___ Data in this exercise ___
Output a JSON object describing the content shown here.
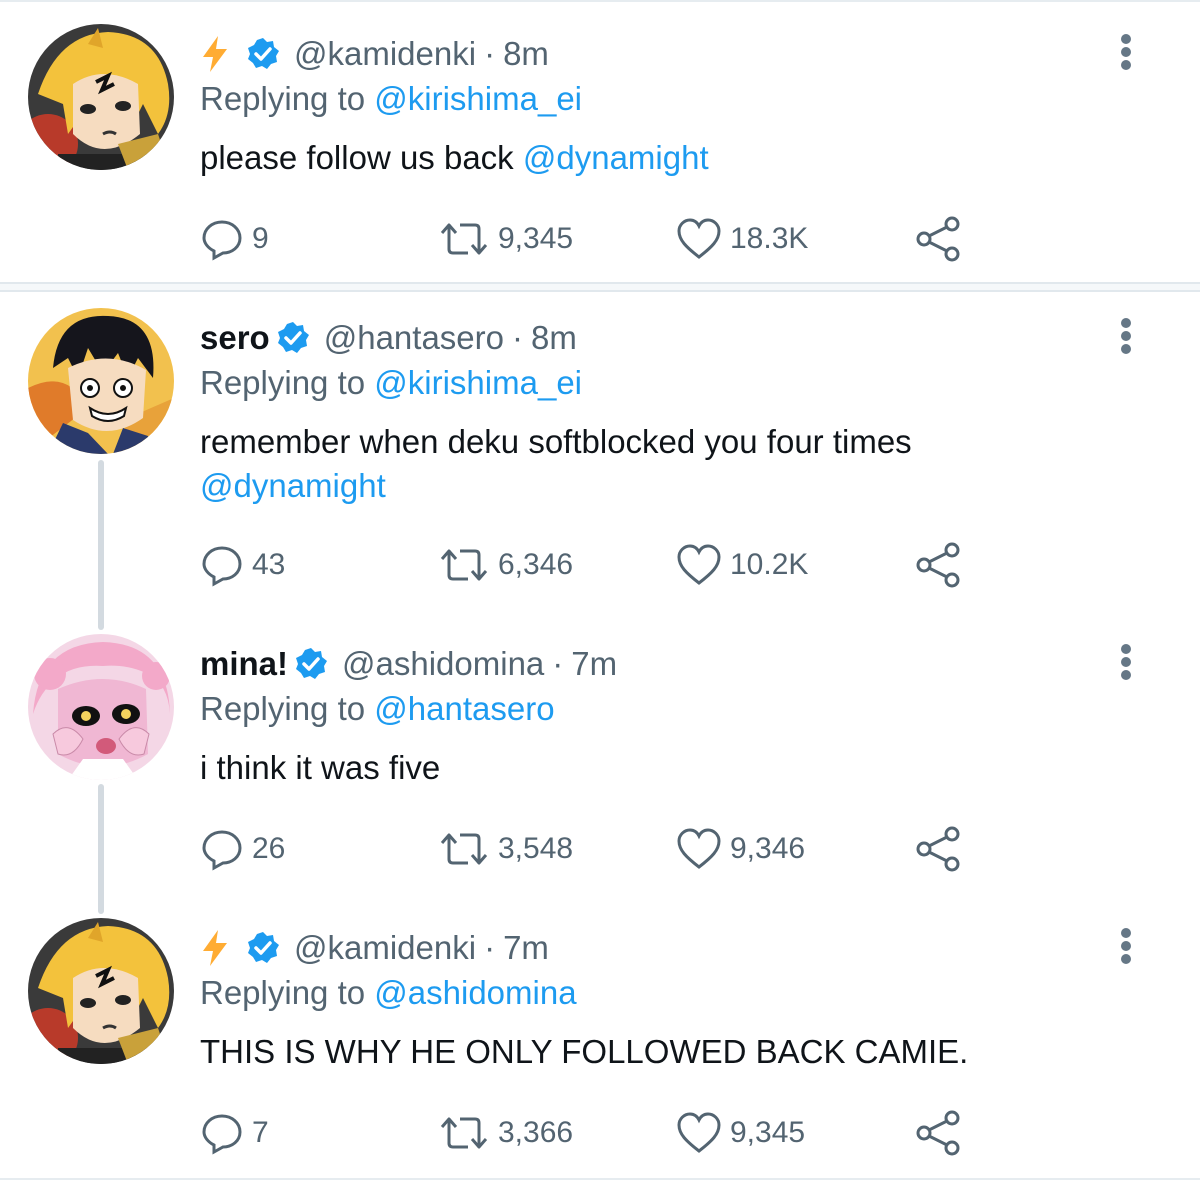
{
  "tweets": [
    {
      "display_name": "",
      "has_bolt": true,
      "handle": "@kamidenki",
      "dot": "·",
      "time": "8m",
      "replying_prefix": "Replying to",
      "replying_to": "@kirishima_ei",
      "text": "please follow us back",
      "text_mention": "@dynamight",
      "replies": "9",
      "retweets": "9,345",
      "likes": "18.3K",
      "avatar": "denki-avatar"
    },
    {
      "display_name": "sero",
      "has_bolt": false,
      "handle": "@hantasero",
      "dot": "·",
      "time": "8m",
      "replying_prefix": "Replying to",
      "replying_to": "@kirishima_ei",
      "text": "remember when deku softblocked you four times",
      "text_mention": "@dynamight",
      "replies": "43",
      "retweets": "6,346",
      "likes": "10.2K",
      "avatar": "sero-avatar"
    },
    {
      "display_name": "mina!",
      "has_bolt": false,
      "handle": "@ashidomina",
      "dot": "·",
      "time": "7m",
      "replying_prefix": "Replying to",
      "replying_to": "@hantasero",
      "text": "i think it was five",
      "text_mention": "",
      "replies": "26",
      "retweets": "3,548",
      "likes": "9,346",
      "avatar": "mina-avatar"
    },
    {
      "display_name": "",
      "has_bolt": true,
      "handle": "@kamidenki",
      "dot": "·",
      "time": "7m",
      "replying_prefix": "Replying to",
      "replying_to": "@ashidomina",
      "text": "THIS IS WHY HE ONLY FOLLOWED BACK CAMIE.",
      "text_mention": "",
      "replies": "7",
      "retweets": "3,366",
      "likes": "9,345",
      "avatar": "denki-avatar"
    }
  ],
  "colors": {
    "link": "#1d9bf0",
    "secondary_text": "#536471",
    "verified": "#1d9bf0",
    "bolt": "#ffac33"
  },
  "icons": [
    "bolt-icon",
    "verified-icon",
    "reply-icon",
    "retweet-icon",
    "like-icon",
    "share-icon",
    "more-icon"
  ]
}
___
Transcribe the records above exactly as they appear, leaving out any pictures.

Output a JSON object describing the content shown here.
{
  "tweets": [
    {
      "display_name": "",
      "has_bolt": true,
      "handle": "@kamidenki",
      "dot": "·",
      "time": "8m",
      "replying_prefix": "Replying to",
      "replying_to": "@kirishima_ei",
      "text": "please follow us back",
      "text_mention": "@dynamight",
      "replies": "9",
      "retweets": "9,345",
      "likes": "18.3K",
      "avatar": "denki-avatar"
    },
    {
      "display_name": "sero",
      "has_bolt": false,
      "handle": "@hantasero",
      "dot": "·",
      "time": "8m",
      "replying_prefix": "Replying to",
      "replying_to": "@kirishima_ei",
      "text": "remember when deku softblocked you four times",
      "text_mention": "@dynamight",
      "replies": "43",
      "retweets": "6,346",
      "likes": "10.2K",
      "avatar": "sero-avatar"
    },
    {
      "display_name": "mina!",
      "has_bolt": false,
      "handle": "@ashidomina",
      "dot": "·",
      "time": "7m",
      "replying_prefix": "Replying to",
      "replying_to": "@hantasero",
      "text": "i think it was five",
      "text_mention": "",
      "replies": "26",
      "retweets": "3,548",
      "likes": "9,346",
      "avatar": "mina-avatar"
    },
    {
      "display_name": "",
      "has_bolt": true,
      "handle": "@kamidenki",
      "dot": "·",
      "time": "7m",
      "replying_prefix": "Replying to",
      "replying_to": "@ashidomina",
      "text": "THIS IS WHY HE ONLY FOLLOWED BACK CAMIE.",
      "text_mention": "",
      "replies": "7",
      "retweets": "3,366",
      "likes": "9,345",
      "avatar": "denki-avatar"
    }
  ],
  "colors": {
    "link": "#1d9bf0",
    "secondary_text": "#536471",
    "verified": "#1d9bf0",
    "bolt": "#ffac33"
  },
  "icons": [
    "bolt-icon",
    "verified-icon",
    "reply-icon",
    "retweet-icon",
    "like-icon",
    "share-icon",
    "more-icon"
  ]
}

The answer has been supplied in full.